Dataset items:
+ + + + + + +

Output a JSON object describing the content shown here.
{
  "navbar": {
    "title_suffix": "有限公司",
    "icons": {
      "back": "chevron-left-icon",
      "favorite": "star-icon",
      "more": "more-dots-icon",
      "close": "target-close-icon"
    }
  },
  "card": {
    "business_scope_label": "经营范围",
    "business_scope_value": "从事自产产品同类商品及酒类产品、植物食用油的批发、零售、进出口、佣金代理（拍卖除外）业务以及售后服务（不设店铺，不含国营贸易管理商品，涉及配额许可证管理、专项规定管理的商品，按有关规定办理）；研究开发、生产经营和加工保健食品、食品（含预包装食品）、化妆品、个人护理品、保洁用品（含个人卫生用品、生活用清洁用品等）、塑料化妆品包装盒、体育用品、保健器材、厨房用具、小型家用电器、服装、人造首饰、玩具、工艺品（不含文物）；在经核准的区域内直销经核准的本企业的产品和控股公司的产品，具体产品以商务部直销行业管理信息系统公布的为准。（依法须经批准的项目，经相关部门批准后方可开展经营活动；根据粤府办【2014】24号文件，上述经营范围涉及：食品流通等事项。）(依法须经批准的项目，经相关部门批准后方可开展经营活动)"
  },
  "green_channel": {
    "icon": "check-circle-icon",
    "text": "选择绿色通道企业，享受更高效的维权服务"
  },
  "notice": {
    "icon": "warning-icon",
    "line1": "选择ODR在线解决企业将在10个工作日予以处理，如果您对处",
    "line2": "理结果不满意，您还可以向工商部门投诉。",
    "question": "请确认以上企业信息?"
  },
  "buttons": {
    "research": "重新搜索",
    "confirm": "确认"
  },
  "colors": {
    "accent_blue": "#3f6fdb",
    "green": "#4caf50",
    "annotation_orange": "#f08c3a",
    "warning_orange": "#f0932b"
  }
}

+ + + + + + +

◆ Directions for this task
Set down every line of the listing above again, exactly as given.

◆ Expected answer
Output a JSON object describing the content shown here.
{
  "navbar": {
    "title_suffix": "有限公司",
    "icons": {
      "back": "chevron-left-icon",
      "favorite": "star-icon",
      "more": "more-dots-icon",
      "close": "target-close-icon"
    }
  },
  "card": {
    "business_scope_label": "经营范围",
    "business_scope_value": "从事自产产品同类商品及酒类产品、植物食用油的批发、零售、进出口、佣金代理（拍卖除外）业务以及售后服务（不设店铺，不含国营贸易管理商品，涉及配额许可证管理、专项规定管理的商品，按有关规定办理）；研究开发、生产经营和加工保健食品、食品（含预包装食品）、化妆品、个人护理品、保洁用品（含个人卫生用品、生活用清洁用品等）、塑料化妆品包装盒、体育用品、保健器材、厨房用具、小型家用电器、服装、人造首饰、玩具、工艺品（不含文物）；在经核准的区域内直销经核准的本企业的产品和控股公司的产品，具体产品以商务部直销行业管理信息系统公布的为准。（依法须经批准的项目，经相关部门批准后方可开展经营活动；根据粤府办【2014】24号文件，上述经营范围涉及：食品流通等事项。）(依法须经批准的项目，经相关部门批准后方可开展经营活动)"
  },
  "green_channel": {
    "icon": "check-circle-icon",
    "text": "选择绿色通道企业，享受更高效的维权服务"
  },
  "notice": {
    "icon": "warning-icon",
    "line1": "选择ODR在线解决企业将在10个工作日予以处理，如果您对处",
    "line2": "理结果不满意，您还可以向工商部门投诉。",
    "question": "请确认以上企业信息?"
  },
  "buttons": {
    "research": "重新搜索",
    "confirm": "确认"
  },
  "colors": {
    "accent_blue": "#3f6fdb",
    "green": "#4caf50",
    "annotation_orange": "#f08c3a",
    "warning_orange": "#f0932b"
  }
}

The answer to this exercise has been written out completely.